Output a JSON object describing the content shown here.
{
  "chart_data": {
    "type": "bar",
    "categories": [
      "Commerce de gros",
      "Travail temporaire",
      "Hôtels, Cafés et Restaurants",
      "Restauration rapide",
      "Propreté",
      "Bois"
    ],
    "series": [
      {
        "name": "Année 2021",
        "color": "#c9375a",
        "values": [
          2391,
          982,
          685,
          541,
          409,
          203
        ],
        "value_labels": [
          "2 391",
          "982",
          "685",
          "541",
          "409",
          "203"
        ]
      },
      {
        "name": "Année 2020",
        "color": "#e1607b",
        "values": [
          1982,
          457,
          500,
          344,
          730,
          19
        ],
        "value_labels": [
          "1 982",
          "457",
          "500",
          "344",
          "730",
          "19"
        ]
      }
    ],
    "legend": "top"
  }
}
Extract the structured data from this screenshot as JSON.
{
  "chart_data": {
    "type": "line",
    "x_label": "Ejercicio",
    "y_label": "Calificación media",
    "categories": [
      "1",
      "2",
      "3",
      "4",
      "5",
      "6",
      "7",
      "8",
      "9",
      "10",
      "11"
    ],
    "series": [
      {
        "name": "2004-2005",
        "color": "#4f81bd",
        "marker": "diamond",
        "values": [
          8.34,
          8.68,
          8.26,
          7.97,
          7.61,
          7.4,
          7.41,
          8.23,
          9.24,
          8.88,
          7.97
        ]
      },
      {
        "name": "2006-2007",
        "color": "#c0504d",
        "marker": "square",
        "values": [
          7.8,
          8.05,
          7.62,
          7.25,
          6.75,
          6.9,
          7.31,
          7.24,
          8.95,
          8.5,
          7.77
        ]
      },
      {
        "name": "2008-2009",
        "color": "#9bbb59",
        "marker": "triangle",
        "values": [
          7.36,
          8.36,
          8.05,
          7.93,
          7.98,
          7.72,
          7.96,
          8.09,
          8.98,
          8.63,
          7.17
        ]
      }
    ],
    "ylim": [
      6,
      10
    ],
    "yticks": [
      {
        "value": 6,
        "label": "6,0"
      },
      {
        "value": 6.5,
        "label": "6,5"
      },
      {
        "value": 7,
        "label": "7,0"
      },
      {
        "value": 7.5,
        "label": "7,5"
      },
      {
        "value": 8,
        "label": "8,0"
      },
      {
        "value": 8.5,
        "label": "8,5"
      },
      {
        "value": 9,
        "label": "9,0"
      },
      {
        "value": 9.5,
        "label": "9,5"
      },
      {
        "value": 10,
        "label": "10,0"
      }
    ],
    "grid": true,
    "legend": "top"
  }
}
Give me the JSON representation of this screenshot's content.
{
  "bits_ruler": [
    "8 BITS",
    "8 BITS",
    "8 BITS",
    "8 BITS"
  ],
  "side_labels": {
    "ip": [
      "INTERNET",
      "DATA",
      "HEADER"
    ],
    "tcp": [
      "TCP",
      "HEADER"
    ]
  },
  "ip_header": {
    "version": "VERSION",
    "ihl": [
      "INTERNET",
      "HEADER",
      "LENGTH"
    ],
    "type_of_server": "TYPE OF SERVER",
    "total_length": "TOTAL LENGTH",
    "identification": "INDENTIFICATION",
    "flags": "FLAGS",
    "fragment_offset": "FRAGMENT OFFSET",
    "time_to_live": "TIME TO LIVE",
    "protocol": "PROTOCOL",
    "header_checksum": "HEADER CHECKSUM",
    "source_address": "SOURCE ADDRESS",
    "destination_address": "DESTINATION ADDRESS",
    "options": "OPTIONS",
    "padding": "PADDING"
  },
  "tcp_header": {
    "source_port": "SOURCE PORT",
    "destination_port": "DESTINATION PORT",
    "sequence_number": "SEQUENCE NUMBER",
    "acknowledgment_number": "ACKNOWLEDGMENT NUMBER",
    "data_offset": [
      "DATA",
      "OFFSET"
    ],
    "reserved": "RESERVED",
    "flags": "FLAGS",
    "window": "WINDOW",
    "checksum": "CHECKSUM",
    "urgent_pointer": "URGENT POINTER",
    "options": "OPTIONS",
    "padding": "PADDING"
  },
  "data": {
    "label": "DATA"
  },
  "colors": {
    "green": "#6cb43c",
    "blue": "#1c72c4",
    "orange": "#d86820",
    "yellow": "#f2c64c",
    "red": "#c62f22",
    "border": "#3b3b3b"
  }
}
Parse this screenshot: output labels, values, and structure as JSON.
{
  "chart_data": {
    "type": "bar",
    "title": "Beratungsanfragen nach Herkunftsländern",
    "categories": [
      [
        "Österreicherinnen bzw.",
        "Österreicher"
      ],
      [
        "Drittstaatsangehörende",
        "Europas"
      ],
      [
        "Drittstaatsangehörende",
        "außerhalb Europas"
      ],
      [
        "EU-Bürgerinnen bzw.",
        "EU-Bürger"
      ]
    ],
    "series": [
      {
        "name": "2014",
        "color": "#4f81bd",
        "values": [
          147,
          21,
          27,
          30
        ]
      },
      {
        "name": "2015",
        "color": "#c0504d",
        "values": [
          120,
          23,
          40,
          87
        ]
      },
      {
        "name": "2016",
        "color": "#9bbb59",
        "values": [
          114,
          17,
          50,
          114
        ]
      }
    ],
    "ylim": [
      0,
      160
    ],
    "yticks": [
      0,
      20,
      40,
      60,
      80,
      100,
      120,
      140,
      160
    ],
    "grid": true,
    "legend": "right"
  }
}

- AIM OF THE EXERCISE -
Gather from the data above every line with the string "screenshot".

- SOLUTION FOR THIS TASK -
Extract the structured data from this screenshot as JSON.
Give me the JSON representation of this screenshot's content.
Parse this screenshot: output labels, values, and structure as JSON.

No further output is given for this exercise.